### [Data to process]
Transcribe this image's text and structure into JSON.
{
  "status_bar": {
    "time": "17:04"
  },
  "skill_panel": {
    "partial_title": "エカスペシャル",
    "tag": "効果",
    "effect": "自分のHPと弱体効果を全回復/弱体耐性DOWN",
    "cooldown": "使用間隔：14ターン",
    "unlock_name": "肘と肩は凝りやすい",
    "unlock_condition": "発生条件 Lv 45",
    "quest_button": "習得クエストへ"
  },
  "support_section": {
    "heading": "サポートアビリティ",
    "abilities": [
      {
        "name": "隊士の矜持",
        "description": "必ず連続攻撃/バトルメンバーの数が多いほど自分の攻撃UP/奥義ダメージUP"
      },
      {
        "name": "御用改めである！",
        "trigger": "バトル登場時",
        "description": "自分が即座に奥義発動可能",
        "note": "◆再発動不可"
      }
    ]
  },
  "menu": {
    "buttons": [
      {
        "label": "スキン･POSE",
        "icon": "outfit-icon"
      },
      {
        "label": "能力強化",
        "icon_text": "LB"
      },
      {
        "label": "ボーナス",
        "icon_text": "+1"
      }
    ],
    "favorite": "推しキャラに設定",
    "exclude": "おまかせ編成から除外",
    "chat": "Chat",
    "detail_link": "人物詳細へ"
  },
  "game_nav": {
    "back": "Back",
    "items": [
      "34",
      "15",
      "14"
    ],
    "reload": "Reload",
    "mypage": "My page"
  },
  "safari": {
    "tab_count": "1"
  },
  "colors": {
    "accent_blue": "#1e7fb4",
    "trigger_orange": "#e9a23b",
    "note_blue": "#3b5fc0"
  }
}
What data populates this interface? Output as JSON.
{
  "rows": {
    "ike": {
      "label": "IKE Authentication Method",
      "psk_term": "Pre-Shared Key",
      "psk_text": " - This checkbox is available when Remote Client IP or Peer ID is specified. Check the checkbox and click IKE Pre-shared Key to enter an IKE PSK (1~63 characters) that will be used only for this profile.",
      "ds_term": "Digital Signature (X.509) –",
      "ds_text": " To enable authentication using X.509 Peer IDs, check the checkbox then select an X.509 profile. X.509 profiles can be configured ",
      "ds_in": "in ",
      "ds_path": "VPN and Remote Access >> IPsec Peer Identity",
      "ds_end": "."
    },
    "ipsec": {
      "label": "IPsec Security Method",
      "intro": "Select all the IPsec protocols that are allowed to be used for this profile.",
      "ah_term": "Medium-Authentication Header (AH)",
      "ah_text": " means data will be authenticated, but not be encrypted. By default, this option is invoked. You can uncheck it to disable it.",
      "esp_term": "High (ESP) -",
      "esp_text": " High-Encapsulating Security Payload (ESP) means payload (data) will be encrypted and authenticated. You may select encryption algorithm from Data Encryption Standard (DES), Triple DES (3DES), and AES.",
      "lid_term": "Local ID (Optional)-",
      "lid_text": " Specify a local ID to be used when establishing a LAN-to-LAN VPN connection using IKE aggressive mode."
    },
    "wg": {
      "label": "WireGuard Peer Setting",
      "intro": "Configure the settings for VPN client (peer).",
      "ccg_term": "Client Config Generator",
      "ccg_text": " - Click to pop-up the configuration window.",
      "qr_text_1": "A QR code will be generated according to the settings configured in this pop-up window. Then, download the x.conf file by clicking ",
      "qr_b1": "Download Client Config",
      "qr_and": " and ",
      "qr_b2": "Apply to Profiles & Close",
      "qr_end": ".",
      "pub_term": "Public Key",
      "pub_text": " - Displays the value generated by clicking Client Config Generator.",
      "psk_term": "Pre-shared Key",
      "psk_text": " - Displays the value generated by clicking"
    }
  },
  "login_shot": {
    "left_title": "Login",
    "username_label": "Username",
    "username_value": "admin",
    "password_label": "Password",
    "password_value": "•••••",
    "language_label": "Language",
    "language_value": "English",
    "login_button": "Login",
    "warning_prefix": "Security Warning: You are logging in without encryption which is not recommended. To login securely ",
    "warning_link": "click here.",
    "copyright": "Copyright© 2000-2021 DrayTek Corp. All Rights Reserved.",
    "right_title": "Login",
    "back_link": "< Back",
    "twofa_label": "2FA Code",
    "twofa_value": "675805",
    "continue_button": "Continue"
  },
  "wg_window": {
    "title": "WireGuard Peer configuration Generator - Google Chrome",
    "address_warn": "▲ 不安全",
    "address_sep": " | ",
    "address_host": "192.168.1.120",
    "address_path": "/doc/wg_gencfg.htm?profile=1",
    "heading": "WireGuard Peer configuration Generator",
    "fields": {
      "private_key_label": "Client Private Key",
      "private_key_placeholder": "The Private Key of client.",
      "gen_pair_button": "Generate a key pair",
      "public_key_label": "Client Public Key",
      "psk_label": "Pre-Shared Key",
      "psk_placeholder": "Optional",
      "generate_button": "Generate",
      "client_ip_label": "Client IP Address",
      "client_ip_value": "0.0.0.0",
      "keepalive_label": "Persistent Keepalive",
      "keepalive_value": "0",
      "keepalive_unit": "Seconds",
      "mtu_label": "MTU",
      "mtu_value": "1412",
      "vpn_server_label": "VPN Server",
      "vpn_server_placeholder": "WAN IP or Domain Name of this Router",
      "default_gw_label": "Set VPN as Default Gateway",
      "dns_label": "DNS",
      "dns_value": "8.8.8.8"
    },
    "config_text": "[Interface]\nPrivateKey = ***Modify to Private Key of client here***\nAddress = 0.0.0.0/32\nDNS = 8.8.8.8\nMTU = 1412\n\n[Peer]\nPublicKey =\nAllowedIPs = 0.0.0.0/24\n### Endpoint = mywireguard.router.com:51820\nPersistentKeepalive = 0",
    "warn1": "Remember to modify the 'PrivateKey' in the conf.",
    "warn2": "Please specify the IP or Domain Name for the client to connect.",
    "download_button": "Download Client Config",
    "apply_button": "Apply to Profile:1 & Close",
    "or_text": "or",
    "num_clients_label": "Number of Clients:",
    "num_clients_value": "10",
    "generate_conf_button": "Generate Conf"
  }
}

...

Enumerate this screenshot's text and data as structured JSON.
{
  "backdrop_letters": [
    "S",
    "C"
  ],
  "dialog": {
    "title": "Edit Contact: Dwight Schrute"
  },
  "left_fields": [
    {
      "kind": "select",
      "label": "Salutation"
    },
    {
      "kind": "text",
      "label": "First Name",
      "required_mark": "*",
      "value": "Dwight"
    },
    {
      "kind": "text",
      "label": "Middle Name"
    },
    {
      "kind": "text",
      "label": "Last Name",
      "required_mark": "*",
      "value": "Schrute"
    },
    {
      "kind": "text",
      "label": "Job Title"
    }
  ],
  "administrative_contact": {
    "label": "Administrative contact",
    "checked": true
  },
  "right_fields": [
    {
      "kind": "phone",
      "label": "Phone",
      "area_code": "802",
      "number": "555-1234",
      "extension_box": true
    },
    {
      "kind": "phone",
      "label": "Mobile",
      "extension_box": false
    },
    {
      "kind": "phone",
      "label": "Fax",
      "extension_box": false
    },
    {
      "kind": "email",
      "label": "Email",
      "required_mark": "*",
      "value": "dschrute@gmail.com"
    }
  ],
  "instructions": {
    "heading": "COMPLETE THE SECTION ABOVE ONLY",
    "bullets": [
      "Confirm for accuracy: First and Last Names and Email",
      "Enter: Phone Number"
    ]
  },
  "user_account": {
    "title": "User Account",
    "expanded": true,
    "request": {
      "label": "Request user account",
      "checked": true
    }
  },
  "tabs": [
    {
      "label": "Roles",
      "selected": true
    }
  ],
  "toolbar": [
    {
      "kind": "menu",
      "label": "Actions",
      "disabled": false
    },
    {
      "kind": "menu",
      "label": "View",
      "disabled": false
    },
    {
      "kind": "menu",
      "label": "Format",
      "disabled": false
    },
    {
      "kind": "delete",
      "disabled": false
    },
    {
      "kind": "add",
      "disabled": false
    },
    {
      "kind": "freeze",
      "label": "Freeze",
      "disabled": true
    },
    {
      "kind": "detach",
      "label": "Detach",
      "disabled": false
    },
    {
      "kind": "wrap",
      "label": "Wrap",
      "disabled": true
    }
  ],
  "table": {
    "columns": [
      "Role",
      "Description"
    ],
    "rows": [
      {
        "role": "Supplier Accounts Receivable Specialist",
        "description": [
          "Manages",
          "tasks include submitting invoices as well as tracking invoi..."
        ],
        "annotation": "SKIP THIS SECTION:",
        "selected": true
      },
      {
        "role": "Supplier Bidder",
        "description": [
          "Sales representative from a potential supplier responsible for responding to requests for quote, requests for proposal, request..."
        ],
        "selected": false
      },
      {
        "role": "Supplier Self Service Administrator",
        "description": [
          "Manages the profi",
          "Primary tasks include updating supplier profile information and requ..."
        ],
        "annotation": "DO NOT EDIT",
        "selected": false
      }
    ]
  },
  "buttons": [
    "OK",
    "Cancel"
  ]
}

...

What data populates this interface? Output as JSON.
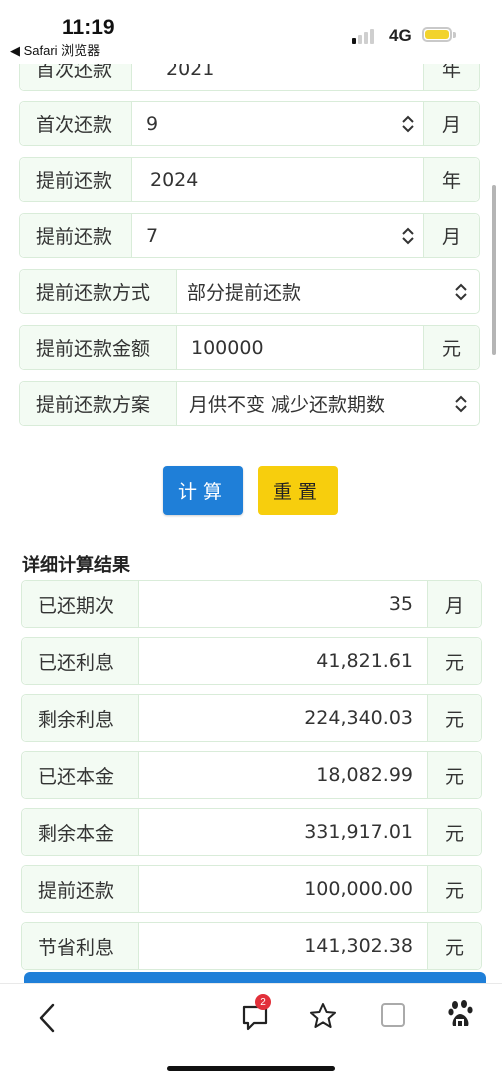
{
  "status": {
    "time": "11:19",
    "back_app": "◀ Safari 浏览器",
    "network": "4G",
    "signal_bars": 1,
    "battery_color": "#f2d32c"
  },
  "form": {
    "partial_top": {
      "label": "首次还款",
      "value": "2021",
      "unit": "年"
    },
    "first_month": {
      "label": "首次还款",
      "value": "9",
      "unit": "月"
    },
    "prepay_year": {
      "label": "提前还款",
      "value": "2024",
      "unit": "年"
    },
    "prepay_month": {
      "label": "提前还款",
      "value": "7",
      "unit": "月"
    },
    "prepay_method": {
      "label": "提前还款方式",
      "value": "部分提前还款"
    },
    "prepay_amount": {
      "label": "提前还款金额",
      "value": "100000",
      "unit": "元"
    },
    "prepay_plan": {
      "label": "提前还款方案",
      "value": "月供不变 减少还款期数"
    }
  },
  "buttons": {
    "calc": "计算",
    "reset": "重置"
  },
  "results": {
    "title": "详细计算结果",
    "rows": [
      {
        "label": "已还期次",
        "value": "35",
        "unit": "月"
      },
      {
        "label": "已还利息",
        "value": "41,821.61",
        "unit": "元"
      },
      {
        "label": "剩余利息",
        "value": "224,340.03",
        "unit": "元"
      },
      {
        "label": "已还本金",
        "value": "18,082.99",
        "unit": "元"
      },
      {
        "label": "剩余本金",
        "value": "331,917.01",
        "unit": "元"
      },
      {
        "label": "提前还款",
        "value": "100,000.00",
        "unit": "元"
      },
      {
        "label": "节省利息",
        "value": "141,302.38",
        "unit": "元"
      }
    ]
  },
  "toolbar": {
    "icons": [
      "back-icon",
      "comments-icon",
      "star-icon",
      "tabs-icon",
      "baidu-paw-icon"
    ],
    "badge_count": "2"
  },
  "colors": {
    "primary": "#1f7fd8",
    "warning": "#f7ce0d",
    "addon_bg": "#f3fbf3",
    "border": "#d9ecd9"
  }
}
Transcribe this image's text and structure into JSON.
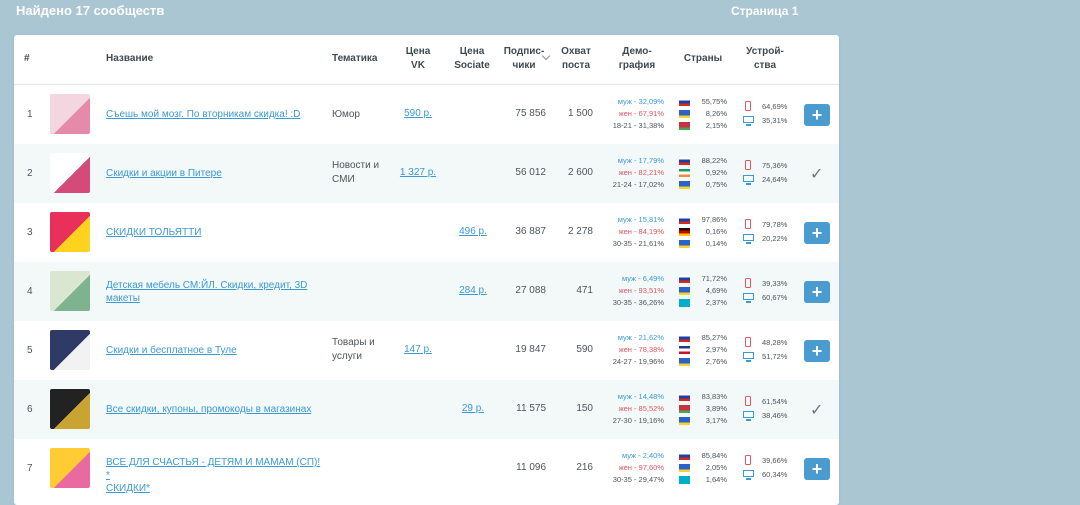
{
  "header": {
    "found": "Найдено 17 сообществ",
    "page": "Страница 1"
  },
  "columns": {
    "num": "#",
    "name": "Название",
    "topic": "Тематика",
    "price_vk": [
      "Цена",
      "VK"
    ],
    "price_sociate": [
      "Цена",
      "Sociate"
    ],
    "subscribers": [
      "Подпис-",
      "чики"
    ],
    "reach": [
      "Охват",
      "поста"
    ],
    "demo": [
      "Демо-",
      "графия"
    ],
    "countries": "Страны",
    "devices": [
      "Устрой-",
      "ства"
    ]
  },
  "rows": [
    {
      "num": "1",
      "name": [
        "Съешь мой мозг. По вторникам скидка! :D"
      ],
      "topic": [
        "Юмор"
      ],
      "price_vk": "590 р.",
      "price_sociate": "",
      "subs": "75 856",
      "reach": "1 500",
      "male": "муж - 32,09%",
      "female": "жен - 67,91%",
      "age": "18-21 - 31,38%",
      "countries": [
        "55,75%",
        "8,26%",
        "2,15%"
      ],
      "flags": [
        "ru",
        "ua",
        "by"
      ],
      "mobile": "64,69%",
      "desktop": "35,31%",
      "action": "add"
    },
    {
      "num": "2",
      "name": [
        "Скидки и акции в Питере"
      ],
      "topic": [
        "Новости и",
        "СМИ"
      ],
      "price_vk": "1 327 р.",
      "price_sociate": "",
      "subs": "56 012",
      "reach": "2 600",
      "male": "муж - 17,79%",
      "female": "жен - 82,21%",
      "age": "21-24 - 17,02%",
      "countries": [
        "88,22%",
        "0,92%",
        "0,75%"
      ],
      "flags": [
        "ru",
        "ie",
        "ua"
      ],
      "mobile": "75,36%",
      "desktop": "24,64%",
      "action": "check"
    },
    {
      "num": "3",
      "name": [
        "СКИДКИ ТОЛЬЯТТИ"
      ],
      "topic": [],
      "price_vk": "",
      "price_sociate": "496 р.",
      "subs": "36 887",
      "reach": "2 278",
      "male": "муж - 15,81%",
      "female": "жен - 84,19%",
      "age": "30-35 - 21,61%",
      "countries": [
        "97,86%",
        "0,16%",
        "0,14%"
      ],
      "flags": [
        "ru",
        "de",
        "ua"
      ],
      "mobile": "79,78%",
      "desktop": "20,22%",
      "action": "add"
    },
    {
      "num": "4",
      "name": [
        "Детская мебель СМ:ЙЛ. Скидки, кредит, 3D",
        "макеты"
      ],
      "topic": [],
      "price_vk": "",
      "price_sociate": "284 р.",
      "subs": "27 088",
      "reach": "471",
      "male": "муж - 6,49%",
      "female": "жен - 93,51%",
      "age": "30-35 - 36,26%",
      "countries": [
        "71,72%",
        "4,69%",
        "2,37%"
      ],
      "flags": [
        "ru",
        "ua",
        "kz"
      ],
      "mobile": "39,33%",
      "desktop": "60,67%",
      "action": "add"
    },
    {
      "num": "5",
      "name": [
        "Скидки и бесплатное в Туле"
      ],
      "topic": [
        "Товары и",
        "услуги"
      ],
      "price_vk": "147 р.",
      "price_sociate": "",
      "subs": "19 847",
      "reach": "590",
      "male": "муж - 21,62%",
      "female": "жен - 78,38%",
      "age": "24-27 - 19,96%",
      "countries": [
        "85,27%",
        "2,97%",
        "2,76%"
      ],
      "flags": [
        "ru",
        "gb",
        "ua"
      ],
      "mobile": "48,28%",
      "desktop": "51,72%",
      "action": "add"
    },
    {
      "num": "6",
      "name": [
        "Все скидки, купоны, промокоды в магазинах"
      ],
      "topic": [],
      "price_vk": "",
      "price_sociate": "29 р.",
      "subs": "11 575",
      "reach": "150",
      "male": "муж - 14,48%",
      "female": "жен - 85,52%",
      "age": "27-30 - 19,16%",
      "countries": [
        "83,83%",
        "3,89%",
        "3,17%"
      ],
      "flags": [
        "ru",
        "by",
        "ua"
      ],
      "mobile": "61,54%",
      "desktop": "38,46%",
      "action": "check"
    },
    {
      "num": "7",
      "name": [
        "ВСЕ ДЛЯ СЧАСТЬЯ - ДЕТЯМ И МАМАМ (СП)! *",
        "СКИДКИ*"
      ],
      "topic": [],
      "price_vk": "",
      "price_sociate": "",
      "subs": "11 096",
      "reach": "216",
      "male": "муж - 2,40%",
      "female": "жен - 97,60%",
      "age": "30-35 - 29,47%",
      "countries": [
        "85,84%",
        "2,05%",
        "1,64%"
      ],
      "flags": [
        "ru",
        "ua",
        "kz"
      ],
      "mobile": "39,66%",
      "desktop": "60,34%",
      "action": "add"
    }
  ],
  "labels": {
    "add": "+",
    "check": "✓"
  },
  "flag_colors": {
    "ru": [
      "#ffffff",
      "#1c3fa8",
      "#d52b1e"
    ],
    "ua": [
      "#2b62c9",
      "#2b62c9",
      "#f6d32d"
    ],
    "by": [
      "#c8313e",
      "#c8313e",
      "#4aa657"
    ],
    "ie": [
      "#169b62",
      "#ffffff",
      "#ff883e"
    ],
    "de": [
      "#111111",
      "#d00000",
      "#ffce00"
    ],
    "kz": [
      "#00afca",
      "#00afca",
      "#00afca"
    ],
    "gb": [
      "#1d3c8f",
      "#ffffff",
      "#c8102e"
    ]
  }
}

### [Work to do]
In the records above, find each line holding "from" and copy it.

### [Exercise output]
      "esp_text": " High-Encapsulating Security Payload (ESP) means payload (data) will be encrypted and authenticated. You may select encryption algorithm from Data Encryption Standard (DES), Triple DES (3DES), and AES.",
          "Sales representative from a potential supplier responsible for responding to requests for quote, requests for proposal, request..."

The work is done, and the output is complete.